Short task
Reproduce all entries verbatim, with nothing added or dropped.

+++ Material supplied

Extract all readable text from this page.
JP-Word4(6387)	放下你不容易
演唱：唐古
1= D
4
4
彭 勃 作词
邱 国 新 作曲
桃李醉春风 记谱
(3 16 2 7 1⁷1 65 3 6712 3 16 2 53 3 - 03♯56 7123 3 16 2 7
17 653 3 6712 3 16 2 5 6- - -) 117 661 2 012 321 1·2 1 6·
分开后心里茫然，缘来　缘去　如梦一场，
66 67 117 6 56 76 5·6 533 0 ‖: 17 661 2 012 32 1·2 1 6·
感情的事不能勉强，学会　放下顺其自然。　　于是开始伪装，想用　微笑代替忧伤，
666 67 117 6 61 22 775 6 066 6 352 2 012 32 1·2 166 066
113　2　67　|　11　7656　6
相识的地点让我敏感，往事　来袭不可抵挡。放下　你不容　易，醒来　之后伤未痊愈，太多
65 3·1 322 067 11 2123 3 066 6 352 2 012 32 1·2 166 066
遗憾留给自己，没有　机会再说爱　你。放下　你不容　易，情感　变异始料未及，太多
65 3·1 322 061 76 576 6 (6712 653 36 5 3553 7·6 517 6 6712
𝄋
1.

++++++

Reply to the task
Extract all readable text from this page.
JP-Word4(6387)	放下你不容易
演唱：唐古
1= D
4
4
彭 勃 作词
邱 国 新 作曲
桃李醉春风 记谱
(3 16 2 7 1⁷1 65 3 6712 3 16 2 53 3 - 03♯56 7123 3 16 2 7
17 653 3 6712 3 16 2 5 6- - -) 117 661 2 012 321 1·2 1 6·
分开后心里茫然，缘来　缘去　如梦一场，
66 67 117 6 56 76 5·6 533 0 ‖: 17 661 2 012 32 1·2 1 6·
感情的事不能勉强，学会　放下顺其自然。　　于是开始伪装，想用　微笑代替忧伤，
666 67 117 6 61 22 775 6 066 6 352 2 012 32 1·2 166 066
113　2　67　|　11　7656　6
相识的地点让我敏感，往事　来袭不可抵挡。放下　你不容　易，醒来　之后伤未痊愈，太多
65 3·1 322 067 11 2123 3 066 6 352 2 012 32 1·2 166 066
遗憾留给自己，没有　机会再说爱　你。放下　你不容　易，情感　变异始料未及，太多
65 3·1 322 061 76 576 6 (6712 653 36 5 3553 7·6 517 6 6712
𝄋
1.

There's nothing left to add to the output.